DIRECTIVE:
Pull out every line below that holds the word "asientos".
═════ DATA FOR THIS TASK
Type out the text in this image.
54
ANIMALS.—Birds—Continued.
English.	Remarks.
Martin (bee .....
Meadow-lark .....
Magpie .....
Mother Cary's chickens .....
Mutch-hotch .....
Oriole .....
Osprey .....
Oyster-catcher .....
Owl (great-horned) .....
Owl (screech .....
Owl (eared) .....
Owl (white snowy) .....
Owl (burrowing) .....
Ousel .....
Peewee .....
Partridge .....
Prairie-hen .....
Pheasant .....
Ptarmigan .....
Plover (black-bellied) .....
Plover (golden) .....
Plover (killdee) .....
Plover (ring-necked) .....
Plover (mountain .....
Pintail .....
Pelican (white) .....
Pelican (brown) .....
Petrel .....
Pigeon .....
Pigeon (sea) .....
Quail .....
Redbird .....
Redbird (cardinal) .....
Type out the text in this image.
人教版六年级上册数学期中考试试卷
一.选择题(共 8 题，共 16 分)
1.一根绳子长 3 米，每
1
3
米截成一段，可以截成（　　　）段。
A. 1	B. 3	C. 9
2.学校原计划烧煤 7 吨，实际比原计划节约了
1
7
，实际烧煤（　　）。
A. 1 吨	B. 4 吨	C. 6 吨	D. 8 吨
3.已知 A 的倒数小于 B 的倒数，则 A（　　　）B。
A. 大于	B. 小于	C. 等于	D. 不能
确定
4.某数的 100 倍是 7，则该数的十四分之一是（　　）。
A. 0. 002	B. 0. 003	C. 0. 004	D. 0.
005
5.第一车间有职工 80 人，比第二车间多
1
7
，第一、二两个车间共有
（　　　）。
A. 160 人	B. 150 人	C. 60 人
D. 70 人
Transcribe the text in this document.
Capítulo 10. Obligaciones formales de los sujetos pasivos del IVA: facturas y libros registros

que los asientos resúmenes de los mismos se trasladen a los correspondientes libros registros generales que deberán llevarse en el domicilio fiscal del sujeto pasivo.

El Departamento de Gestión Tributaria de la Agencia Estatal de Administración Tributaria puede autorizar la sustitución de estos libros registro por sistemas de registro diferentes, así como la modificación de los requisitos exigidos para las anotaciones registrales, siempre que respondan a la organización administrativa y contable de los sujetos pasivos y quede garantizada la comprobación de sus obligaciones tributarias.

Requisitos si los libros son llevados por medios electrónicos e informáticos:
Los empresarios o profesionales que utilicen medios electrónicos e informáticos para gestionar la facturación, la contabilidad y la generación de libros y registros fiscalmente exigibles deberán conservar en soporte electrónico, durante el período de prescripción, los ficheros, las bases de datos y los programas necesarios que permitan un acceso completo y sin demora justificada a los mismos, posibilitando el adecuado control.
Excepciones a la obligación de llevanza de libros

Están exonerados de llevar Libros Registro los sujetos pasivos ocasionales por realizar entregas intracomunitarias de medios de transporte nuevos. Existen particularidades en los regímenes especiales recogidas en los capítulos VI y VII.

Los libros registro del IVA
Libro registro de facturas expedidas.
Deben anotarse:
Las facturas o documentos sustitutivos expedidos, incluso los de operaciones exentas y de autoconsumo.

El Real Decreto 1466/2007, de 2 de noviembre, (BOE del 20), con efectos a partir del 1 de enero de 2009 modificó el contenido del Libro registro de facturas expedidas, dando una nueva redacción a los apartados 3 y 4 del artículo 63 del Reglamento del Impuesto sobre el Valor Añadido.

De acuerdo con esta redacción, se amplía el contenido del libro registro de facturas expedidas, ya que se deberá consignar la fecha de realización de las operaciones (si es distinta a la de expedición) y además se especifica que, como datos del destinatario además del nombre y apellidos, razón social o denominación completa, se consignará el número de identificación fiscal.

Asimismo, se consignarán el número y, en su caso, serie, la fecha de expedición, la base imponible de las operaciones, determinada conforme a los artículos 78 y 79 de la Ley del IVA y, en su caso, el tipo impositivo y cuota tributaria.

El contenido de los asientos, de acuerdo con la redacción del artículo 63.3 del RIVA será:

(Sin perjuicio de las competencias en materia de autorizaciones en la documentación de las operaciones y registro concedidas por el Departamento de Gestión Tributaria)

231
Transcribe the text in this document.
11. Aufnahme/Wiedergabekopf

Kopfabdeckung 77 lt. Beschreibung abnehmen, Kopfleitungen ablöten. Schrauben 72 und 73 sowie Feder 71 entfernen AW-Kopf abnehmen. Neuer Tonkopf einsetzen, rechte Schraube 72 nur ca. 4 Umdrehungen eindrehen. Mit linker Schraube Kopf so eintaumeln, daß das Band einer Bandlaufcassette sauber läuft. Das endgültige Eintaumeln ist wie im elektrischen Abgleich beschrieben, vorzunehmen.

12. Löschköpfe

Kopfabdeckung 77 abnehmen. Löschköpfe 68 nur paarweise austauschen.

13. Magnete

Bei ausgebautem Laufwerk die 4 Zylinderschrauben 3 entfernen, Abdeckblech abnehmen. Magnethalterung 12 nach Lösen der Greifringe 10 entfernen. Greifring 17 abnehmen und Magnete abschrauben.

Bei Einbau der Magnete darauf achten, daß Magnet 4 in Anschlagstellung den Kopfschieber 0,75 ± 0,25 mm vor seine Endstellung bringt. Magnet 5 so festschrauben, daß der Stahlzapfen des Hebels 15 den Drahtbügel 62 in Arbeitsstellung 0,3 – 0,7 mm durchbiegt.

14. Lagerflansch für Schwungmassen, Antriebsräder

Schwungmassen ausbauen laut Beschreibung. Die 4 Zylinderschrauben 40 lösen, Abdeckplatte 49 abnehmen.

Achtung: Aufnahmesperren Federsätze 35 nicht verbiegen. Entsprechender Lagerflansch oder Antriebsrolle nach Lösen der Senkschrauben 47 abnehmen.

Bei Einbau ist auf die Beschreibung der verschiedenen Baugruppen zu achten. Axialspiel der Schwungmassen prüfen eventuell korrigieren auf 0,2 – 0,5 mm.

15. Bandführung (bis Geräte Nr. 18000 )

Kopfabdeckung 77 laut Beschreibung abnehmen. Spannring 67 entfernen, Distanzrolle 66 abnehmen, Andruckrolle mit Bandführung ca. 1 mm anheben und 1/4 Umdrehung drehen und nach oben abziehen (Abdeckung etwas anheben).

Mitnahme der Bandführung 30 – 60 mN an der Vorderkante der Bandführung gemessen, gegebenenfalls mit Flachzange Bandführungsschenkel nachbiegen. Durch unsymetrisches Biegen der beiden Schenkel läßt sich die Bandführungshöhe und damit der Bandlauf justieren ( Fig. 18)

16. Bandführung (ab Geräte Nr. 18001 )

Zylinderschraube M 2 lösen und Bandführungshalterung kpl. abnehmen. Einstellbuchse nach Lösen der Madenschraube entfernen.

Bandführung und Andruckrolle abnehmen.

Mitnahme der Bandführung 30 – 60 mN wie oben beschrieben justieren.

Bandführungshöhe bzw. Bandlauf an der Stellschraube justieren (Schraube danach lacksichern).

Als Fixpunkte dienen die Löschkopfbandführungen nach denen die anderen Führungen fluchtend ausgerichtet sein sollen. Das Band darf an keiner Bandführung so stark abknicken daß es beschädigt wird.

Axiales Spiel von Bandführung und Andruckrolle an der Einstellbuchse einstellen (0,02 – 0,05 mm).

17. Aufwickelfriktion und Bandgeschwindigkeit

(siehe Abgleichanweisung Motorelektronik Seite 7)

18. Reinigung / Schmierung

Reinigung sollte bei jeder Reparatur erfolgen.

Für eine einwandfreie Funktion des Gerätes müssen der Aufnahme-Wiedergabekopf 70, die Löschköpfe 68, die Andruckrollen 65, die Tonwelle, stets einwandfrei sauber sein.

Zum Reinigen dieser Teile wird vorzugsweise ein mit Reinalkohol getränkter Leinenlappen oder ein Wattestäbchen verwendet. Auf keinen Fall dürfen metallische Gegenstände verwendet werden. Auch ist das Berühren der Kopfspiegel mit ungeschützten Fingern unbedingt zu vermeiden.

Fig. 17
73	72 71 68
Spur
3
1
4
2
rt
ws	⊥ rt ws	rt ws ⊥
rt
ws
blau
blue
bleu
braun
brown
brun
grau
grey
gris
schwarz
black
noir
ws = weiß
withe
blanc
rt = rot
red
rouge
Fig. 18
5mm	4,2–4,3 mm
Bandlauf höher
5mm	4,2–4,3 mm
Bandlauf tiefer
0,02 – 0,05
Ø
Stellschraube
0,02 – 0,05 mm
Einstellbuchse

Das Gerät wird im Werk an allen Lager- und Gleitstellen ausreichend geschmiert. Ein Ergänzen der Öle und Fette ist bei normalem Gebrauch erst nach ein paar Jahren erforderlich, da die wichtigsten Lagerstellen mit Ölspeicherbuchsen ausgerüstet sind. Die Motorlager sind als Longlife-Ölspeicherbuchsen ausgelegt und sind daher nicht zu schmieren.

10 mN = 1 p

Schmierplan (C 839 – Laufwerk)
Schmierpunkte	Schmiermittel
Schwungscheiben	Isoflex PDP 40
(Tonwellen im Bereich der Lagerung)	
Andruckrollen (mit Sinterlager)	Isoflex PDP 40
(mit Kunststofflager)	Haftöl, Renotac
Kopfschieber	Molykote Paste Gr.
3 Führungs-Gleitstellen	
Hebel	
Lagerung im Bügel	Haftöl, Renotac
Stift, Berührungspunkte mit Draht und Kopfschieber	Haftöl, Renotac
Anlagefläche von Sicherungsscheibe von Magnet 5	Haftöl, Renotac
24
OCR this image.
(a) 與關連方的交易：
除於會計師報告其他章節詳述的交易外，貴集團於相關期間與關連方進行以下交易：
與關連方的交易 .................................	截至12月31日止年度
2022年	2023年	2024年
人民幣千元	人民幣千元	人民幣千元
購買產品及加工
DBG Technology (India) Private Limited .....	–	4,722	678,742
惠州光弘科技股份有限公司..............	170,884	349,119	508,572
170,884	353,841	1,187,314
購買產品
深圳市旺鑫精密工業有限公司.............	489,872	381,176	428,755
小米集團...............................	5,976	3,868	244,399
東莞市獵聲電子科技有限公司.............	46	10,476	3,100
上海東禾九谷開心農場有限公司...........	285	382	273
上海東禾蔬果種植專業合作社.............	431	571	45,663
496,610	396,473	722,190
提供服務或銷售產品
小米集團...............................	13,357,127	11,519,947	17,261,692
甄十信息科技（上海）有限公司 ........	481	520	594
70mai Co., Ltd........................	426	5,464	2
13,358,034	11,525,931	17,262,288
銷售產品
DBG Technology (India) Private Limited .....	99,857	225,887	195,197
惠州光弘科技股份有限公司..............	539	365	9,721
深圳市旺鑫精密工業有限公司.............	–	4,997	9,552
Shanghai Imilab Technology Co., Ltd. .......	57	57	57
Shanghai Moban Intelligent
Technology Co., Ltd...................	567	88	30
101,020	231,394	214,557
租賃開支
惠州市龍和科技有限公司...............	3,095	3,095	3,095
══════════
FINAL RESULT:
que los asientos resúmenes de los mismos se trasladen a los correspondientes libros registros generales que deberán llevarse en el domicilio fiscal del sujeto pasivo.
El contenido de los asientos, de acuerdo con la redacción del artículo 63.3 del RIVA será:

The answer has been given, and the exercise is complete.